··· TASK DATA ···
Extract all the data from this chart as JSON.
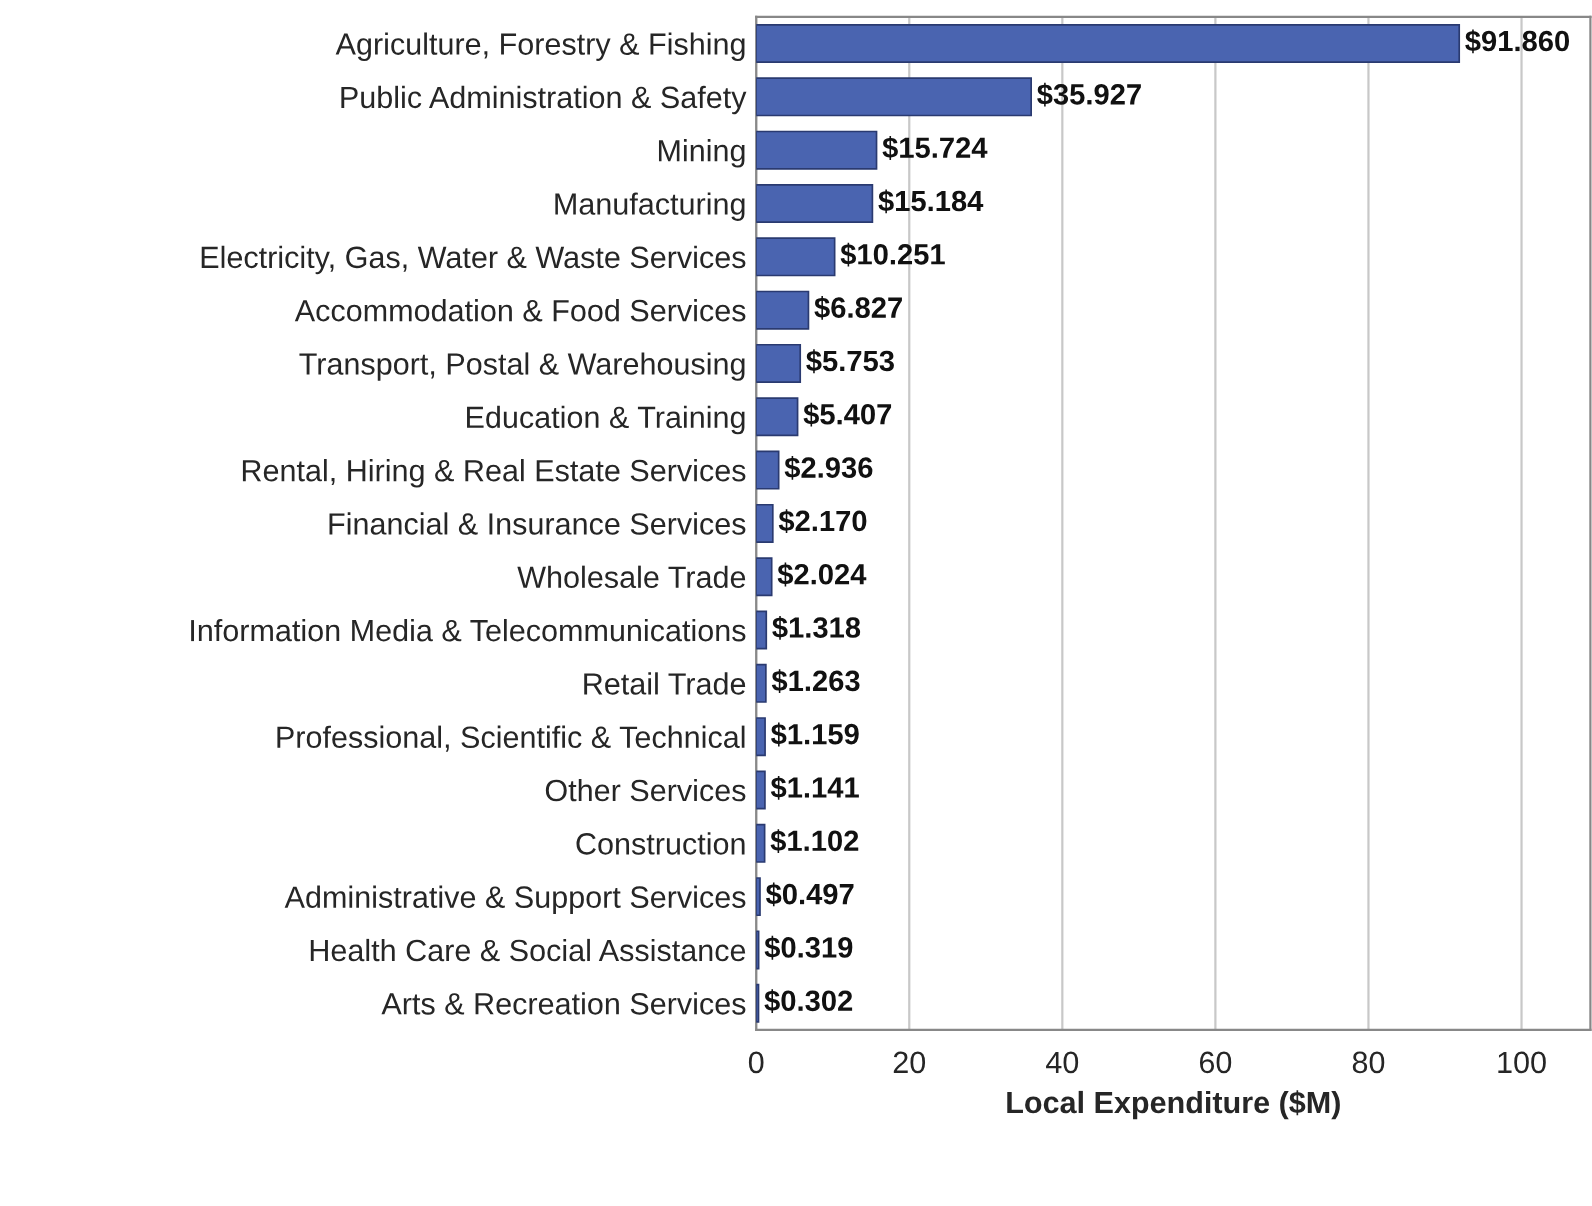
{
  "chart_data": {
    "type": "bar",
    "orientation": "horizontal",
    "xlabel": "Local Expenditure ($M)",
    "categories": [
      "Agriculture, Forestry & Fishing",
      "Public Administration & Safety",
      "Mining",
      "Manufacturing",
      "Electricity, Gas, Water & Waste Services",
      "Accommodation & Food Services",
      "Transport, Postal & Warehousing",
      "Education & Training",
      "Rental, Hiring & Real Estate Services",
      "Financial & Insurance Services",
      "Wholesale Trade",
      "Information Media & Telecommunications",
      "Retail Trade",
      "Professional, Scientific & Technical",
      "Other Services",
      "Construction",
      "Administrative & Support Services",
      "Health Care & Social Assistance",
      "Arts & Recreation Services"
    ],
    "values": [
      91.86,
      35.927,
      15.724,
      15.184,
      10.251,
      6.827,
      5.753,
      5.407,
      2.936,
      2.17,
      2.024,
      1.318,
      1.263,
      1.159,
      1.141,
      1.102,
      0.497,
      0.319,
      0.302
    ],
    "value_labels": [
      "$91.860",
      "$35.927",
      "$15.724",
      "$15.184",
      "$10.251",
      "$6.827",
      "$5.753",
      "$5.407",
      "$2.936",
      "$2.170",
      "$2.024",
      "$1.318",
      "$1.263",
      "$1.159",
      "$1.141",
      "$1.102",
      "$0.497",
      "$0.319",
      "$0.302"
    ],
    "color": "#4a64b0",
    "xlim": [
      0,
      109
    ],
    "xticks": [
      0,
      20,
      40,
      60,
      80,
      100
    ],
    "grid": "x"
  }
}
···
THE TASK —
Write out each entry exactly as given, omitting any picture.

FULL OUTPUT —
Extract all the data from this chart as JSON.
{
  "chart_data": {
    "type": "bar",
    "orientation": "horizontal",
    "xlabel": "Local Expenditure ($M)",
    "categories": [
      "Agriculture, Forestry & Fishing",
      "Public Administration & Safety",
      "Mining",
      "Manufacturing",
      "Electricity, Gas, Water & Waste Services",
      "Accommodation & Food Services",
      "Transport, Postal & Warehousing",
      "Education & Training",
      "Rental, Hiring & Real Estate Services",
      "Financial & Insurance Services",
      "Wholesale Trade",
      "Information Media & Telecommunications",
      "Retail Trade",
      "Professional, Scientific & Technical",
      "Other Services",
      "Construction",
      "Administrative & Support Services",
      "Health Care & Social Assistance",
      "Arts & Recreation Services"
    ],
    "values": [
      91.86,
      35.927,
      15.724,
      15.184,
      10.251,
      6.827,
      5.753,
      5.407,
      2.936,
      2.17,
      2.024,
      1.318,
      1.263,
      1.159,
      1.141,
      1.102,
      0.497,
      0.319,
      0.302
    ],
    "value_labels": [
      "$91.860",
      "$35.927",
      "$15.724",
      "$15.184",
      "$10.251",
      "$6.827",
      "$5.753",
      "$5.407",
      "$2.936",
      "$2.170",
      "$2.024",
      "$1.318",
      "$1.263",
      "$1.159",
      "$1.141",
      "$1.102",
      "$0.497",
      "$0.319",
      "$0.302"
    ],
    "color": "#4a64b0",
    "xlim": [
      0,
      109
    ],
    "xticks": [
      0,
      20,
      40,
      60,
      80,
      100
    ],
    "grid": "x"
  }
}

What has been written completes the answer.